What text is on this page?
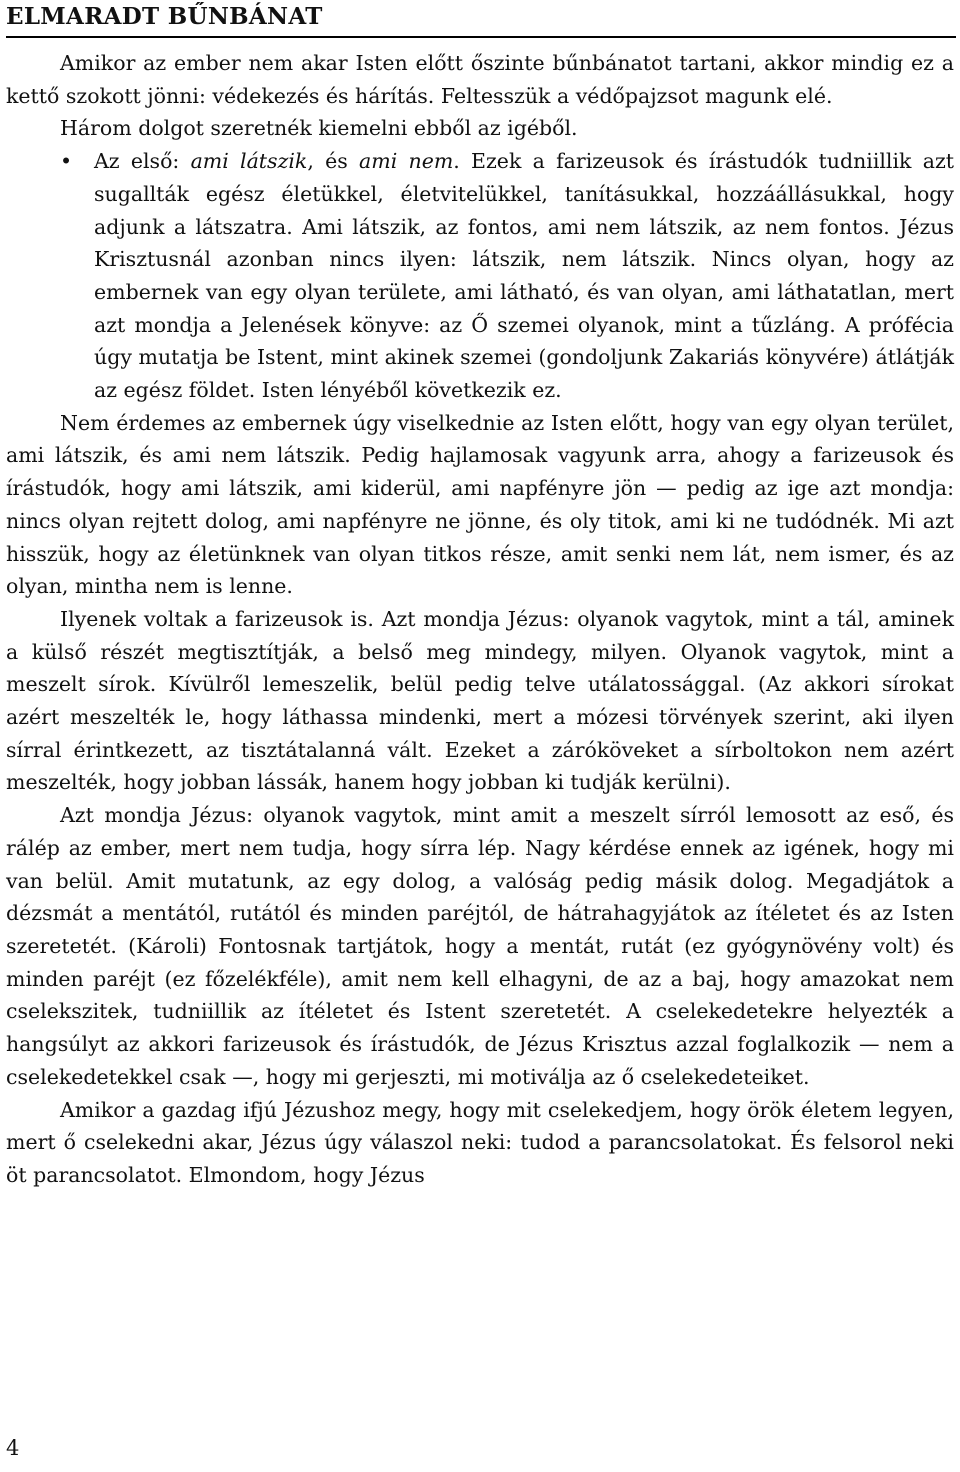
ELMARADT BŰNBÁNAT

Amikor az ember nem akar Isten előtt őszinte bűnbánatot tartani, akkor mindig ez a kettő szokott jönni: védekezés és hárítás. Feltesszük a védőpajzsot magunk elé.

Három dolgot szeretnék kiemelni ebből az igéből.

•	Az első: ami látszik, és ami nem. Ezek a farizeusok és írástudók tudniillik azt sugallták egész életükkel, életvitelükkel, tanításukkal, hozzáállásukkal, hogy adjunk a látszatra. Ami látszik, az fontos, ami nem látszik, az nem fontos. Jézus Krisztusnál azonban nincs ilyen: látszik, nem látszik. Nincs olyan, hogy az embernek van egy olyan területe, ami látható, és van olyan, ami láthatatlan, mert azt mondja a Jelenések könyve: az Ő szemei olyanok, mint a tűzláng. A prófécia úgy mutatja be Istent, mint akinek szemei (gondoljunk Zakariás könyvére) átlátják az egész földet. Isten lényéből következik ez.

Nem érdemes az embernek úgy viselkednie az Isten előtt, hogy van egy olyan terület, ami látszik, és ami nem látszik. Pedig hajlamosak vagyunk arra, ahogy a farizeusok és írástudók, hogy ami látszik, ami kiderül, ami napfényre jön — pedig az ige azt mondja: nincs olyan rejtett dolog, ami napfényre ne jönne, és oly titok, ami ki ne tudódnék. Mi azt hisszük, hogy az életünknek van olyan titkos része, amit senki nem lát, nem ismer, és az olyan, mintha nem is lenne.

Ilyenek voltak a farizeusok is. Azt mondja Jézus: olyanok vagytok, mint a tál, aminek a külső részét megtisztítják, a belső meg mindegy, milyen. Olyanok vagytok, mint a meszelt sírok. Kívülről lemeszelik, belül pedig telve utálatossággal. (Az akkori sírokat azért meszelték le, hogy láthassa mindenki, mert a mózesi törvények szerint, aki ilyen sírral érintkezett, az tisztátalanná vált. Ezeket a záróköveket a sírboltokon nem azért meszelték, hogy jobban lássák, hanem hogy jobban ki tudják kerülni).

Azt mondja Jézus: olyanok vagytok, mint amit a meszelt sírról lemosott az eső, és rálép az ember, mert nem tudja, hogy sírra lép. Nagy kérdése ennek az igének, hogy mi van belül. Amit mutatunk, az egy dolog, a valóság pedig másik dolog. Megadjátok a dézsmát a mentától, rutától és minden paréjtól, de hátrahagyjátok az ítéletet és az Isten szeretetét. (Károli) Fontosnak tartjátok, hogy a mentát, rutát (ez gyógynövény volt) és minden paréjt (ez főzelékféle), amit nem kell elhagyni, de az a baj, hogy amazokat nem cselekszitek, tudniillik az ítéletet és Istent szeretetét. A cselekedetekre helyezték a hangsúlyt az akkori farizeusok és írástudók, de Jézus Krisztus azzal foglalkozik — nem a cselekedetekkel csak —, hogy mi gerjeszti, mi motiválja az ő cselekedeteiket.

Amikor a gazdag ifjú Jézushoz megy, hogy mit cselekedjem, hogy örök életem legyen, mert ő cselekedni akar, Jézus úgy válaszol neki: tudod a parancsolatokat. És felsorol neki öt parancsolatot. Elmondom, hogy Jézus

4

→ STATED EXERCISE
Show every line where the string "előtt" appears.

→ RESULT OF THE TASK
Amikor az ember nem akar Isten előtt őszinte bűnbánatot tartani, akkor mindig ez a kettő szokott jönni: védekezés és hárítás. Feltesszük a védőpajzsot magunk elé.
Nem érdemes az embernek úgy viselkednie az Isten előtt, hogy van egy olyan terület, ami látszik, és ami nem látszik. Pedig hajlamosak vagyunk arra, ahogy a farizeusok és írástudók, hogy ami látszik, ami kiderül, ami napfényre jön — pedig az ige azt mondja: nincs olyan rejtett dolog, ami napfényre ne jönne, és oly titok, ami ki ne tudódnék. Mi azt hisszük, hogy az életünknek van olyan titkos része, amit senki nem lát, nem ismer, és az olyan, mintha nem is lenne.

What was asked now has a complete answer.